### What is required
Copy out all of the data below with no alterations.

### Listing
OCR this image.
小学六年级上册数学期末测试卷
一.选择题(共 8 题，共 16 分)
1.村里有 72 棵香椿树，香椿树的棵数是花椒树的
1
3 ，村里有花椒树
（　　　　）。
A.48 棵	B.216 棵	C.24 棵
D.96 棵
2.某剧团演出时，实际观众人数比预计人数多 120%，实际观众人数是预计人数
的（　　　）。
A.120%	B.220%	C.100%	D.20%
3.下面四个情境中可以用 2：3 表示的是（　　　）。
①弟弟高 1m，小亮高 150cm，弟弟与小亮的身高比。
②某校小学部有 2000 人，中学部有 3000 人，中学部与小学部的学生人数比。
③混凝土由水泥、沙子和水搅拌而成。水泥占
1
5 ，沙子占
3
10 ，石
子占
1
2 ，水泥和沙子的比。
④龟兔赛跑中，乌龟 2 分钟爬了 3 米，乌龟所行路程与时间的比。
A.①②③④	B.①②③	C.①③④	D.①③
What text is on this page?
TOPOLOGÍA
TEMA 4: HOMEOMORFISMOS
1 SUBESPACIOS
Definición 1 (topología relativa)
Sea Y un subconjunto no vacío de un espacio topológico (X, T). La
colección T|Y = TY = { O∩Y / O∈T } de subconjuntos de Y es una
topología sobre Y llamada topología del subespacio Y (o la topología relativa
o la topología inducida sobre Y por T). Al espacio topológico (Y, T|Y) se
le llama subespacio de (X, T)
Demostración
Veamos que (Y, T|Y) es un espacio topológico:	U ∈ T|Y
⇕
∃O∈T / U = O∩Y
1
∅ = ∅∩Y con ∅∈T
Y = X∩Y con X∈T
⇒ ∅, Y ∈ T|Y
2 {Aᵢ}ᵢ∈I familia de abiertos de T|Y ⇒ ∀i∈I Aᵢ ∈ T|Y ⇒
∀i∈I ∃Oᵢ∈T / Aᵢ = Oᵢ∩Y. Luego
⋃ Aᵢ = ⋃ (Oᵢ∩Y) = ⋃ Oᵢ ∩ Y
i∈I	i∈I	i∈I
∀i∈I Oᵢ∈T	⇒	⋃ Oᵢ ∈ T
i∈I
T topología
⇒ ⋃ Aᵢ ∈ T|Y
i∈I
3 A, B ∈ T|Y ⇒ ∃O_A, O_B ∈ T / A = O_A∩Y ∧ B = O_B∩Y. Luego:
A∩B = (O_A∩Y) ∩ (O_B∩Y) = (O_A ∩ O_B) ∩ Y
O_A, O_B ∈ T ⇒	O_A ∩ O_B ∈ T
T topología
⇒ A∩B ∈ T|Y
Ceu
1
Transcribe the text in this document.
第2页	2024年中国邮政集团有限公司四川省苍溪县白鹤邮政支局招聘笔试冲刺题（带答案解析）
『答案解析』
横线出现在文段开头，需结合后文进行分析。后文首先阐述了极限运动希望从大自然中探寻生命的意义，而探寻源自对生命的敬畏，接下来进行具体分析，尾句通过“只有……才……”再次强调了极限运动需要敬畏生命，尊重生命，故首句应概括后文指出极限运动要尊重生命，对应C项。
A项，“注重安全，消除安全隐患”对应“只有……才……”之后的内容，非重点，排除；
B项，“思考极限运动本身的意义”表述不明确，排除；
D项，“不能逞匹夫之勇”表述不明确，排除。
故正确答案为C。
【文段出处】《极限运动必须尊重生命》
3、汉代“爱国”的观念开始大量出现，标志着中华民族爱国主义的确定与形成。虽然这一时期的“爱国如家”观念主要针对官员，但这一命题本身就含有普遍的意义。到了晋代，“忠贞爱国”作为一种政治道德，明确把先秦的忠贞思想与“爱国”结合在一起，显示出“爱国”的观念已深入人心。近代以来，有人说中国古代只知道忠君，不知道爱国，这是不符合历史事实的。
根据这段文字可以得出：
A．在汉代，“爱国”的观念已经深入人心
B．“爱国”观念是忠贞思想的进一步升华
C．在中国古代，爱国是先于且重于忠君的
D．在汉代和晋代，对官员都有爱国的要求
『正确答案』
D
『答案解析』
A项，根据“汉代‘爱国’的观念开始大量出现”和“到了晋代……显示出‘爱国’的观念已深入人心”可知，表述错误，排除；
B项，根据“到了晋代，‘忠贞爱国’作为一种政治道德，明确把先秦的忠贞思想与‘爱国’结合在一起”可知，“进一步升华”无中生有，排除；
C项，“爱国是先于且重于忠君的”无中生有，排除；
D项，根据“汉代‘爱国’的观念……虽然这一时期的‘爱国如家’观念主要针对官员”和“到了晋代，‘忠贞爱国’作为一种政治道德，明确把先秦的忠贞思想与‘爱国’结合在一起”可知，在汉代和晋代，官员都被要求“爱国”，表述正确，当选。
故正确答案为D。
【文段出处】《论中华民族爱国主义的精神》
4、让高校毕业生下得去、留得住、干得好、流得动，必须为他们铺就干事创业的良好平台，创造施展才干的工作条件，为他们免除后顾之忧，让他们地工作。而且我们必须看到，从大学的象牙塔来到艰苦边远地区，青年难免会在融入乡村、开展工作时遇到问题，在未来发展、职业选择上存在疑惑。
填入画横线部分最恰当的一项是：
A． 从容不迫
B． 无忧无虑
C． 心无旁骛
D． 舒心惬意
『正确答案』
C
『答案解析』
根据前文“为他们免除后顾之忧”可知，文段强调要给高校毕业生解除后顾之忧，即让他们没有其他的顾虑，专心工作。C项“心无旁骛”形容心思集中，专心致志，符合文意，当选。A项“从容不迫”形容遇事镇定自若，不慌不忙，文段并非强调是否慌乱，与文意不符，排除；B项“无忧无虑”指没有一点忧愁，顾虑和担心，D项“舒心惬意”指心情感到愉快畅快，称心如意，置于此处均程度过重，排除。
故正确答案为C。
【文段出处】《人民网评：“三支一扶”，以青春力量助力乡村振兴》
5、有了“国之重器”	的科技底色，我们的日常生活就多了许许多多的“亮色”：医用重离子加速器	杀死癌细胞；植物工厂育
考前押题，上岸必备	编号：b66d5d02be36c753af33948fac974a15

### Exercise output
OCR this image.
小学六年级上册数学期末测试卷
一.选择题(共 8 题，共 16 分)
1.村里有 72 棵香椿树，香椿树的棵数是花椒树的
1
3 ，村里有花椒树
（　　　　）。
A.48 棵	B.216 棵	C.24 棵
D.96 棵
2.某剧团演出时，实际观众人数比预计人数多 120%，实际观众人数是预计人数
的（　　　）。
A.120%	B.220%	C.100%	D.20%
3.下面四个情境中可以用 2：3 表示的是（　　　）。
①弟弟高 1m，小亮高 150cm，弟弟与小亮的身高比。
②某校小学部有 2000 人，中学部有 3000 人，中学部与小学部的学生人数比。
③混凝土由水泥、沙子和水搅拌而成。水泥占
1
5 ，沙子占
3
10 ，石
子占
1
2 ，水泥和沙子的比。
④龟兔赛跑中，乌龟 2 分钟爬了 3 米，乌龟所行路程与时间的比。
A.①②③④	B.①②③	C.①③④	D.①③
What text is on this page?
TOPOLOGÍA
TEMA 4: HOMEOMORFISMOS
1 SUBESPACIOS
Definición 1 (topología relativa)
Sea Y un subconjunto no vacío de un espacio topológico (X, T). La
colección T|Y = TY = { O∩Y / O∈T } de subconjuntos de Y es una
topología sobre Y llamada topología del subespacio Y (o la topología relativa
o la topología inducida sobre Y por T). Al espacio topológico (Y, T|Y) se
le llama subespacio de (X, T)
Demostración
Veamos que (Y, T|Y) es un espacio topológico:	U ∈ T|Y
⇕
∃O∈T / U = O∩Y
1
∅ = ∅∩Y con ∅∈T
Y = X∩Y con X∈T
⇒ ∅, Y ∈ T|Y
2 {Aᵢ}ᵢ∈I familia de abiertos de T|Y ⇒ ∀i∈I Aᵢ ∈ T|Y ⇒
∀i∈I ∃Oᵢ∈T / Aᵢ = Oᵢ∩Y. Luego
⋃ Aᵢ = ⋃ (Oᵢ∩Y) = ⋃ Oᵢ ∩ Y
i∈I	i∈I	i∈I
∀i∈I Oᵢ∈T	⇒	⋃ Oᵢ ∈ T
i∈I
T topología
⇒ ⋃ Aᵢ ∈ T|Y
i∈I
3 A, B ∈ T|Y ⇒ ∃O_A, O_B ∈ T / A = O_A∩Y ∧ B = O_B∩Y. Luego:
A∩B = (O_A∩Y) ∩ (O_B∩Y) = (O_A ∩ O_B) ∩ Y
O_A, O_B ∈ T ⇒	O_A ∩ O_B ∈ T
T topología
⇒ A∩B ∈ T|Y
Ceu
1
Transcribe the text in this document.
第2页	2024年中国邮政集团有限公司四川省苍溪县白鹤邮政支局招聘笔试冲刺题（带答案解析）
『答案解析』
横线出现在文段开头，需结合后文进行分析。后文首先阐述了极限运动希望从大自然中探寻生命的意义，而探寻源自对生命的敬畏，接下来进行具体分析，尾句通过“只有……才……”再次强调了极限运动需要敬畏生命，尊重生命，故首句应概括后文指出极限运动要尊重生命，对应C项。
A项，“注重安全，消除安全隐患”对应“只有……才……”之后的内容，非重点，排除；
B项，“思考极限运动本身的意义”表述不明确，排除；
D项，“不能逞匹夫之勇”表述不明确，排除。
故正确答案为C。
【文段出处】《极限运动必须尊重生命》
3、汉代“爱国”的观念开始大量出现，标志着中华民族爱国主义的确定与形成。虽然这一时期的“爱国如家”观念主要针对官员，但这一命题本身就含有普遍的意义。到了晋代，“忠贞爱国”作为一种政治道德，明确把先秦的忠贞思想与“爱国”结合在一起，显示出“爱国”的观念已深入人心。近代以来，有人说中国古代只知道忠君，不知道爱国，这是不符合历史事实的。
根据这段文字可以得出：
A．在汉代，“爱国”的观念已经深入人心
B．“爱国”观念是忠贞思想的进一步升华
C．在中国古代，爱国是先于且重于忠君的
D．在汉代和晋代，对官员都有爱国的要求
『正确答案』
D
『答案解析』
A项，根据“汉代‘爱国’的观念开始大量出现”和“到了晋代……显示出‘爱国’的观念已深入人心”可知，表述错误，排除；
B项，根据“到了晋代，‘忠贞爱国’作为一种政治道德，明确把先秦的忠贞思想与‘爱国’结合在一起”可知，“进一步升华”无中生有，排除；
C项，“爱国是先于且重于忠君的”无中生有，排除；
D项，根据“汉代‘爱国’的观念……虽然这一时期的‘爱国如家’观念主要针对官员”和“到了晋代，‘忠贞爱国’作为一种政治道德，明确把先秦的忠贞思想与‘爱国’结合在一起”可知，在汉代和晋代，官员都被要求“爱国”，表述正确，当选。
故正确答案为D。
【文段出处】《论中华民族爱国主义的精神》
4、让高校毕业生下得去、留得住、干得好、流得动，必须为他们铺就干事创业的良好平台，创造施展才干的工作条件，为他们免除后顾之忧，让他们地工作。而且我们必须看到，从大学的象牙塔来到艰苦边远地区，青年难免会在融入乡村、开展工作时遇到问题，在未来发展、职业选择上存在疑惑。
填入画横线部分最恰当的一项是：
A． 从容不迫
B． 无忧无虑
C． 心无旁骛
D． 舒心惬意
『正确答案』
C
『答案解析』
根据前文“为他们免除后顾之忧”可知，文段强调要给高校毕业生解除后顾之忧，即让他们没有其他的顾虑，专心工作。C项“心无旁骛”形容心思集中，专心致志，符合文意，当选。A项“从容不迫”形容遇事镇定自若，不慌不忙，文段并非强调是否慌乱，与文意不符，排除；B项“无忧无虑”指没有一点忧愁，顾虑和担心，D项“舒心惬意”指心情感到愉快畅快，称心如意，置于此处均程度过重，排除。
故正确答案为C。
【文段出处】《人民网评：“三支一扶”，以青春力量助力乡村振兴》
5、有了“国之重器”	的科技底色，我们的日常生活就多了许许多多的“亮色”：医用重离子加速器	杀死癌细胞；植物工厂育
考前押题，上岸必备	编号：b66d5d02be36c753af33948fac974a15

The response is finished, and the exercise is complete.